[Stored entries]
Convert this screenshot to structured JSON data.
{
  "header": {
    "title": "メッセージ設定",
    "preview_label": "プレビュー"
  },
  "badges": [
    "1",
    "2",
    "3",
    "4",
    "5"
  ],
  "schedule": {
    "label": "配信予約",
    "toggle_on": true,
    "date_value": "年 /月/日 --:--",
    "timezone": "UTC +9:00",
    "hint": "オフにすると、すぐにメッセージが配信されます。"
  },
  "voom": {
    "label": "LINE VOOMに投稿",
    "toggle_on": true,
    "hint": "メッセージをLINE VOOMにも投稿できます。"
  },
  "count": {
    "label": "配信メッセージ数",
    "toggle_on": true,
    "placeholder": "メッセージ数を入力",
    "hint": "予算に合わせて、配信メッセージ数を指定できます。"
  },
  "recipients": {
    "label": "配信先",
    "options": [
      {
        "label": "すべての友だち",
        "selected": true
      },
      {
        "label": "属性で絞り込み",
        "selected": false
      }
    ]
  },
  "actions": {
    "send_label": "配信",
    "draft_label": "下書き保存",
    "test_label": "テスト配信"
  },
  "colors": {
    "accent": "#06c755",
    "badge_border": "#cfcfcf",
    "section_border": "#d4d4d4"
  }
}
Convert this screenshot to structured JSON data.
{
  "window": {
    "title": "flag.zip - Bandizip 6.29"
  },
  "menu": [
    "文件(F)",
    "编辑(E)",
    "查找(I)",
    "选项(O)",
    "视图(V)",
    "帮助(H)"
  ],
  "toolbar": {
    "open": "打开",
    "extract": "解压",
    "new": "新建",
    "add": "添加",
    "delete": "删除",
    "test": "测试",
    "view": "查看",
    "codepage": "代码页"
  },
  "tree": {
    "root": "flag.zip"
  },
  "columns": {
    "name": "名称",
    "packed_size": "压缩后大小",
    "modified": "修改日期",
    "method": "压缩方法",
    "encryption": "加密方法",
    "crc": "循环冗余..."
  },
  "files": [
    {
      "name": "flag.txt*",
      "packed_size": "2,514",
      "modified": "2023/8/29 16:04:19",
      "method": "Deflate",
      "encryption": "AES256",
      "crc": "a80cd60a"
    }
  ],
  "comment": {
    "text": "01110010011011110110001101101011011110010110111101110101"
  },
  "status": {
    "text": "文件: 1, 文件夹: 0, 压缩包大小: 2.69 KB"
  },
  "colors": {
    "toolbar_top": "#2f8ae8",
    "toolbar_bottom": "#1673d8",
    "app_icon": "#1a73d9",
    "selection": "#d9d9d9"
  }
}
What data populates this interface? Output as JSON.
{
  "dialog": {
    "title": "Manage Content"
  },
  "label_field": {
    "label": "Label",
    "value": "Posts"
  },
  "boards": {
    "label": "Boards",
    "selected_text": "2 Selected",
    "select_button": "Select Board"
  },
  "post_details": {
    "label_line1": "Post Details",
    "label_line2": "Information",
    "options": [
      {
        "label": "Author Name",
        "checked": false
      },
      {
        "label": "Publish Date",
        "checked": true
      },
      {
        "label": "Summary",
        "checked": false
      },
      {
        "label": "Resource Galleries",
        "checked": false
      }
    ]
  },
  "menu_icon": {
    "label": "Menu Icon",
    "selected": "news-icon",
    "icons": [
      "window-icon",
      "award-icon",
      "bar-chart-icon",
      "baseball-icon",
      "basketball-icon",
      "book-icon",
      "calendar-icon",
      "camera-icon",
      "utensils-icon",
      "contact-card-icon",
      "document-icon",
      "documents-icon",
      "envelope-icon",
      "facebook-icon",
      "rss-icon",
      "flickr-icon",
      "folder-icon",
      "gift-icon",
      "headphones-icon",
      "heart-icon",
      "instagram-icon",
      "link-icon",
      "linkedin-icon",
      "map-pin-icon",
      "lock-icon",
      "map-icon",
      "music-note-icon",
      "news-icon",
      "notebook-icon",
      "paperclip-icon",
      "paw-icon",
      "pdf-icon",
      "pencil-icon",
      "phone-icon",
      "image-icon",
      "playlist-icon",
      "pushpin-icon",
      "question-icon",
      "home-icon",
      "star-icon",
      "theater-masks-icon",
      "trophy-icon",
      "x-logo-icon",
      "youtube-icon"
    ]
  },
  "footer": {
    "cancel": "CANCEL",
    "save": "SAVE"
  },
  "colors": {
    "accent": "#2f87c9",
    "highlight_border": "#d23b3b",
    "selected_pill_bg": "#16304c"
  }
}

**DIRECTIVE**
The records above should all be quoted exactly, please.

**CORRECT OUTPUT**
Convert this screenshot to structured JSON data.
{
  "header": {
    "title": "メッセージ設定",
    "preview_label": "プレビュー"
  },
  "badges": [
    "1",
    "2",
    "3",
    "4",
    "5"
  ],
  "schedule": {
    "label": "配信予約",
    "toggle_on": true,
    "date_value": "年 /月/日 --:--",
    "timezone": "UTC +9:00",
    "hint": "オフにすると、すぐにメッセージが配信されます。"
  },
  "voom": {
    "label": "LINE VOOMに投稿",
    "toggle_on": true,
    "hint": "メッセージをLINE VOOMにも投稿できます。"
  },
  "count": {
    "label": "配信メッセージ数",
    "toggle_on": true,
    "placeholder": "メッセージ数を入力",
    "hint": "予算に合わせて、配信メッセージ数を指定できます。"
  },
  "recipients": {
    "label": "配信先",
    "options": [
      {
        "label": "すべての友だち",
        "selected": true
      },
      {
        "label": "属性で絞り込み",
        "selected": false
      }
    ]
  },
  "actions": {
    "send_label": "配信",
    "draft_label": "下書き保存",
    "test_label": "テスト配信"
  },
  "colors": {
    "accent": "#06c755",
    "badge_border": "#cfcfcf",
    "section_border": "#d4d4d4"
  }
}
Convert this screenshot to structured JSON data.
{
  "window": {
    "title": "flag.zip - Bandizip 6.29"
  },
  "menu": [
    "文件(F)",
    "编辑(E)",
    "查找(I)",
    "选项(O)",
    "视图(V)",
    "帮助(H)"
  ],
  "toolbar": {
    "open": "打开",
    "extract": "解压",
    "new": "新建",
    "add": "添加",
    "delete": "删除",
    "test": "测试",
    "view": "查看",
    "codepage": "代码页"
  },
  "tree": {
    "root": "flag.zip"
  },
  "columns": {
    "name": "名称",
    "packed_size": "压缩后大小",
    "modified": "修改日期",
    "method": "压缩方法",
    "encryption": "加密方法",
    "crc": "循环冗余..."
  },
  "files": [
    {
      "name": "flag.txt*",
      "packed_size": "2,514",
      "modified": "2023/8/29 16:04:19",
      "method": "Deflate",
      "encryption": "AES256",
      "crc": "a80cd60a"
    }
  ],
  "comment": {
    "text": "01110010011011110110001101101011011110010110111101110101"
  },
  "status": {
    "text": "文件: 1, 文件夹: 0, 压缩包大小: 2.69 KB"
  },
  "colors": {
    "toolbar_top": "#2f8ae8",
    "toolbar_bottom": "#1673d8",
    "app_icon": "#1a73d9",
    "selection": "#d9d9d9"
  }
}
What data populates this interface? Output as JSON.
{
  "dialog": {
    "title": "Manage Content"
  },
  "label_field": {
    "label": "Label",
    "value": "Posts"
  },
  "boards": {
    "label": "Boards",
    "selected_text": "2 Selected",
    "select_button": "Select Board"
  },
  "post_details": {
    "label_line1": "Post Details",
    "label_line2": "Information",
    "options": [
      {
        "label": "Author Name",
        "checked": false
      },
      {
        "label": "Publish Date",
        "checked": true
      },
      {
        "label": "Summary",
        "checked": false
      },
      {
        "label": "Resource Galleries",
        "checked": false
      }
    ]
  },
  "menu_icon": {
    "label": "Menu Icon",
    "selected": "news-icon",
    "icons": [
      "window-icon",
      "award-icon",
      "bar-chart-icon",
      "baseball-icon",
      "basketball-icon",
      "book-icon",
      "calendar-icon",
      "camera-icon",
      "utensils-icon",
      "contact-card-icon",
      "document-icon",
      "documents-icon",
      "envelope-icon",
      "facebook-icon",
      "rss-icon",
      "flickr-icon",
      "folder-icon",
      "gift-icon",
      "headphones-icon",
      "heart-icon",
      "instagram-icon",
      "link-icon",
      "linkedin-icon",
      "map-pin-icon",
      "lock-icon",
      "map-icon",
      "music-note-icon",
      "news-icon",
      "notebook-icon",
      "paperclip-icon",
      "paw-icon",
      "pdf-icon",
      "pencil-icon",
      "phone-icon",
      "image-icon",
      "playlist-icon",
      "pushpin-icon",
      "question-icon",
      "home-icon",
      "star-icon",
      "theater-masks-icon",
      "trophy-icon",
      "x-logo-icon",
      "youtube-icon"
    ]
  },
  "footer": {
    "cancel": "CANCEL",
    "save": "SAVE"
  },
  "colors": {
    "accent": "#2f87c9",
    "highlight_border": "#d23b3b",
    "selected_pill_bg": "#16304c"
  }
}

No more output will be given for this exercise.